Your copy of the material below should match it exactly, except that it holds no pictures.

_ _ _ _

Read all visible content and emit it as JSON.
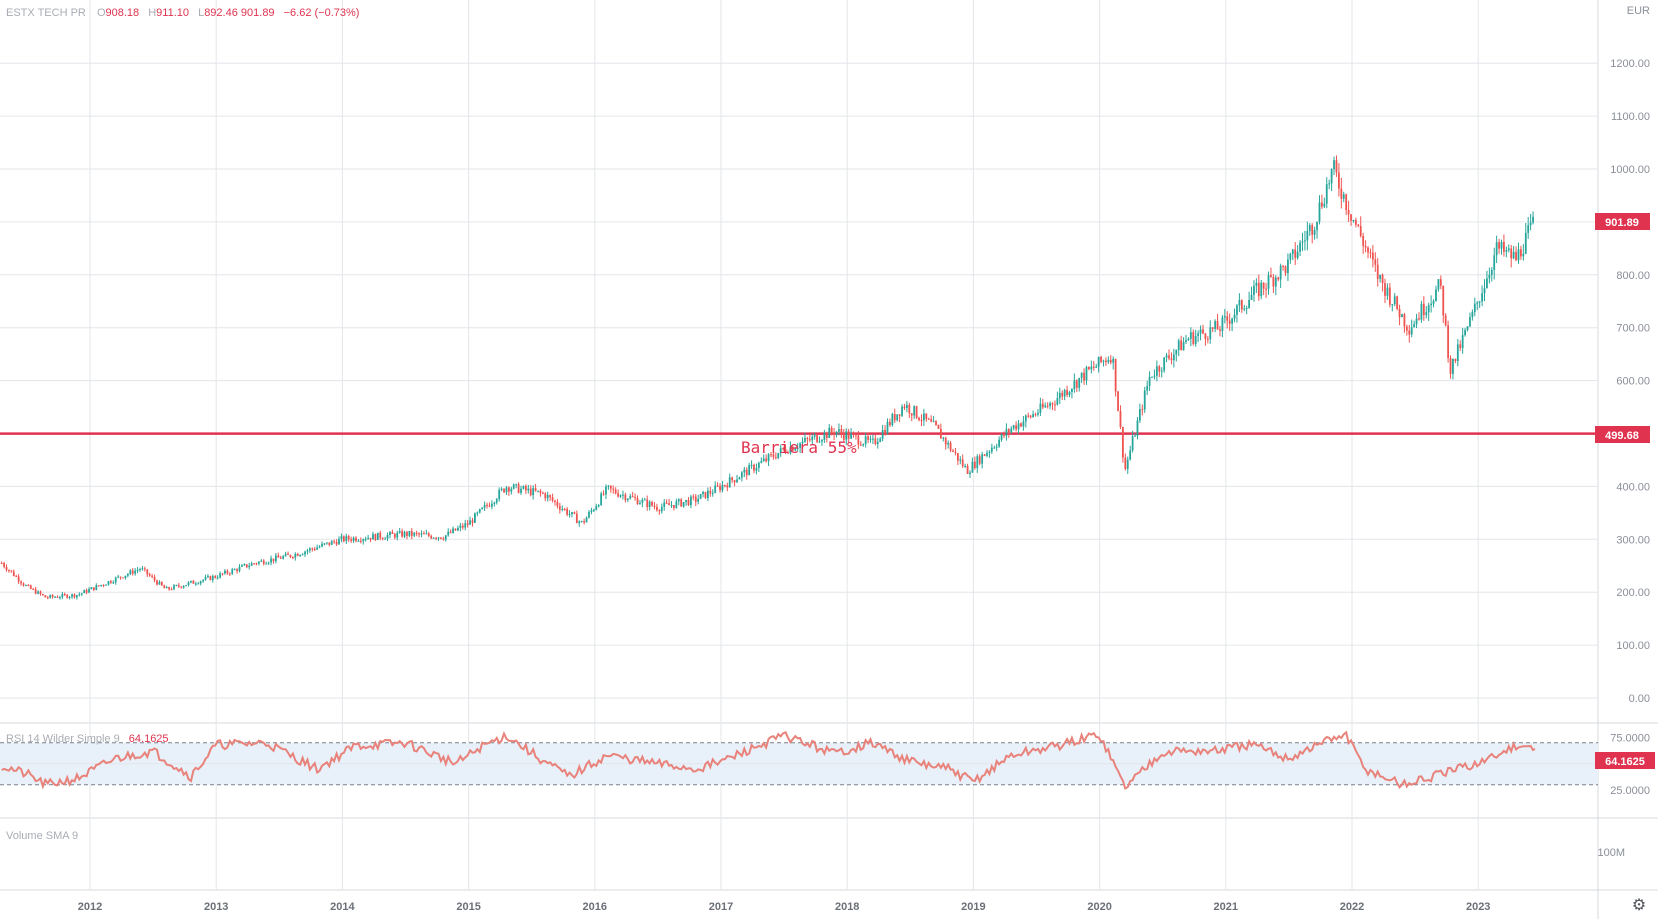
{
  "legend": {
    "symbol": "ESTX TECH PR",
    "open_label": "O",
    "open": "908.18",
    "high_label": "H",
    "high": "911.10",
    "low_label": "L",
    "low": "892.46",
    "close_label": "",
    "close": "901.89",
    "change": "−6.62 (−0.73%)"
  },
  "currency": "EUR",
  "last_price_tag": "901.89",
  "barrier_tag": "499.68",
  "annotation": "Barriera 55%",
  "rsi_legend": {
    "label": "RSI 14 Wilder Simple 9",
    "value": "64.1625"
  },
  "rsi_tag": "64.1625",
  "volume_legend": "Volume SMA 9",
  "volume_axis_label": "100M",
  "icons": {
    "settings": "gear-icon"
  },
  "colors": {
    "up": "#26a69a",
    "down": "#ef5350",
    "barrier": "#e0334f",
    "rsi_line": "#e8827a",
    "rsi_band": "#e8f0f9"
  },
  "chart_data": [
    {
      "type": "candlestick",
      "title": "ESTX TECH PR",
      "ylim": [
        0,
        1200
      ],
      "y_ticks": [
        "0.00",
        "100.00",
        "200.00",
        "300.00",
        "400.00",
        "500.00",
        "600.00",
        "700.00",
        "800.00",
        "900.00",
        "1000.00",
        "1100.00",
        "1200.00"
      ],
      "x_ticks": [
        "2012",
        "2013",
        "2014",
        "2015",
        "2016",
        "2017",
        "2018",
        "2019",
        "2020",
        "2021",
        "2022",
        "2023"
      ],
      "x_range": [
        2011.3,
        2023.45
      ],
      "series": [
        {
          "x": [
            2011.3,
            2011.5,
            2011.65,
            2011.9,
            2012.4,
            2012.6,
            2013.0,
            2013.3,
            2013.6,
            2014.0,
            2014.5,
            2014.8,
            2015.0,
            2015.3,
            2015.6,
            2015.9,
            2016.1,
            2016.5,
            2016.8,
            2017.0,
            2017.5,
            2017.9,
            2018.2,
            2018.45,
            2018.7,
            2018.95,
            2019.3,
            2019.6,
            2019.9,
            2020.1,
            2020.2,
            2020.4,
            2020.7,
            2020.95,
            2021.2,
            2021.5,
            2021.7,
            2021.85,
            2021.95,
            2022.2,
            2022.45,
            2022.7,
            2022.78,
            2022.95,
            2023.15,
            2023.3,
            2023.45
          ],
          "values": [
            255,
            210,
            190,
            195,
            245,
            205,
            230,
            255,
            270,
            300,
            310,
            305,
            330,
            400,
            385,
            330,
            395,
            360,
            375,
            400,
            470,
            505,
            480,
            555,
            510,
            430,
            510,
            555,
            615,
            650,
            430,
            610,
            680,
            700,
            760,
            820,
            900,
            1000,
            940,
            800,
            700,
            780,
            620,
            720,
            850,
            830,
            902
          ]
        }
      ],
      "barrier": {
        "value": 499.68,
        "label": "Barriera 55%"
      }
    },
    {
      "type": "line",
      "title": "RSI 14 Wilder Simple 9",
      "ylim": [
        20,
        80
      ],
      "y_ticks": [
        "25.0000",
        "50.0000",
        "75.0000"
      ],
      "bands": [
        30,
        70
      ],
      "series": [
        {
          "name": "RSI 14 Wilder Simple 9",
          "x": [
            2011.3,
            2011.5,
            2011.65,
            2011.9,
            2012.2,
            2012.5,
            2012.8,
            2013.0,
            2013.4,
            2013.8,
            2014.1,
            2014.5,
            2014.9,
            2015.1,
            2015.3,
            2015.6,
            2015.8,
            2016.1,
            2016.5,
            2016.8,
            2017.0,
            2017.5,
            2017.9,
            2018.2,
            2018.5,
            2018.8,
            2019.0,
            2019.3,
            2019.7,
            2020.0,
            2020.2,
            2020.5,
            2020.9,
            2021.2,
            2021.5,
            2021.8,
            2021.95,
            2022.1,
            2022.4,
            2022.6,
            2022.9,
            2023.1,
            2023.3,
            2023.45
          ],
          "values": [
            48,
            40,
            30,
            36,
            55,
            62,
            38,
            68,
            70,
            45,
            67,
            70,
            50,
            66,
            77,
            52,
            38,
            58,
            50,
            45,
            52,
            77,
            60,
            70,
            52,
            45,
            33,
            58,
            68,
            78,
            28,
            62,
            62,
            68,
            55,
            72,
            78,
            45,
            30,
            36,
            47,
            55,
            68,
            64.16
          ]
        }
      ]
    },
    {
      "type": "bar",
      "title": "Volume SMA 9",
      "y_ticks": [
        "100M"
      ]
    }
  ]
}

_ _ _ _

### [Final result]
Read all visible content and emit it as JSON.
{
  "legend": {
    "symbol": "ESTX TECH PR",
    "open_label": "O",
    "open": "908.18",
    "high_label": "H",
    "high": "911.10",
    "low_label": "L",
    "low": "892.46",
    "close_label": "",
    "close": "901.89",
    "change": "−6.62 (−0.73%)"
  },
  "currency": "EUR",
  "last_price_tag": "901.89",
  "barrier_tag": "499.68",
  "annotation": "Barriera 55%",
  "rsi_legend": {
    "label": "RSI 14 Wilder Simple 9",
    "value": "64.1625"
  },
  "rsi_tag": "64.1625",
  "volume_legend": "Volume SMA 9",
  "volume_axis_label": "100M",
  "icons": {
    "settings": "gear-icon"
  },
  "colors": {
    "up": "#26a69a",
    "down": "#ef5350",
    "barrier": "#e0334f",
    "rsi_line": "#e8827a",
    "rsi_band": "#e8f0f9"
  },
  "chart_data": [
    {
      "type": "candlestick",
      "title": "ESTX TECH PR",
      "ylim": [
        0,
        1200
      ],
      "y_ticks": [
        "0.00",
        "100.00",
        "200.00",
        "300.00",
        "400.00",
        "500.00",
        "600.00",
        "700.00",
        "800.00",
        "900.00",
        "1000.00",
        "1100.00",
        "1200.00"
      ],
      "x_ticks": [
        "2012",
        "2013",
        "2014",
        "2015",
        "2016",
        "2017",
        "2018",
        "2019",
        "2020",
        "2021",
        "2022",
        "2023"
      ],
      "x_range": [
        2011.3,
        2023.45
      ],
      "series": [
        {
          "x": [
            2011.3,
            2011.5,
            2011.65,
            2011.9,
            2012.4,
            2012.6,
            2013.0,
            2013.3,
            2013.6,
            2014.0,
            2014.5,
            2014.8,
            2015.0,
            2015.3,
            2015.6,
            2015.9,
            2016.1,
            2016.5,
            2016.8,
            2017.0,
            2017.5,
            2017.9,
            2018.2,
            2018.45,
            2018.7,
            2018.95,
            2019.3,
            2019.6,
            2019.9,
            2020.1,
            2020.2,
            2020.4,
            2020.7,
            2020.95,
            2021.2,
            2021.5,
            2021.7,
            2021.85,
            2021.95,
            2022.2,
            2022.45,
            2022.7,
            2022.78,
            2022.95,
            2023.15,
            2023.3,
            2023.45
          ],
          "values": [
            255,
            210,
            190,
            195,
            245,
            205,
            230,
            255,
            270,
            300,
            310,
            305,
            330,
            400,
            385,
            330,
            395,
            360,
            375,
            400,
            470,
            505,
            480,
            555,
            510,
            430,
            510,
            555,
            615,
            650,
            430,
            610,
            680,
            700,
            760,
            820,
            900,
            1000,
            940,
            800,
            700,
            780,
            620,
            720,
            850,
            830,
            902
          ]
        }
      ],
      "barrier": {
        "value": 499.68,
        "label": "Barriera 55%"
      }
    },
    {
      "type": "line",
      "title": "RSI 14 Wilder Simple 9",
      "ylim": [
        20,
        80
      ],
      "y_ticks": [
        "25.0000",
        "50.0000",
        "75.0000"
      ],
      "bands": [
        30,
        70
      ],
      "series": [
        {
          "name": "RSI 14 Wilder Simple 9",
          "x": [
            2011.3,
            2011.5,
            2011.65,
            2011.9,
            2012.2,
            2012.5,
            2012.8,
            2013.0,
            2013.4,
            2013.8,
            2014.1,
            2014.5,
            2014.9,
            2015.1,
            2015.3,
            2015.6,
            2015.8,
            2016.1,
            2016.5,
            2016.8,
            2017.0,
            2017.5,
            2017.9,
            2018.2,
            2018.5,
            2018.8,
            2019.0,
            2019.3,
            2019.7,
            2020.0,
            2020.2,
            2020.5,
            2020.9,
            2021.2,
            2021.5,
            2021.8,
            2021.95,
            2022.1,
            2022.4,
            2022.6,
            2022.9,
            2023.1,
            2023.3,
            2023.45
          ],
          "values": [
            48,
            40,
            30,
            36,
            55,
            62,
            38,
            68,
            70,
            45,
            67,
            70,
            50,
            66,
            77,
            52,
            38,
            58,
            50,
            45,
            52,
            77,
            60,
            70,
            52,
            45,
            33,
            58,
            68,
            78,
            28,
            62,
            62,
            68,
            55,
            72,
            78,
            45,
            30,
            36,
            47,
            55,
            68,
            64.16
          ]
        }
      ]
    },
    {
      "type": "bar",
      "title": "Volume SMA 9",
      "y_ticks": [
        "100M"
      ]
    }
  ]
}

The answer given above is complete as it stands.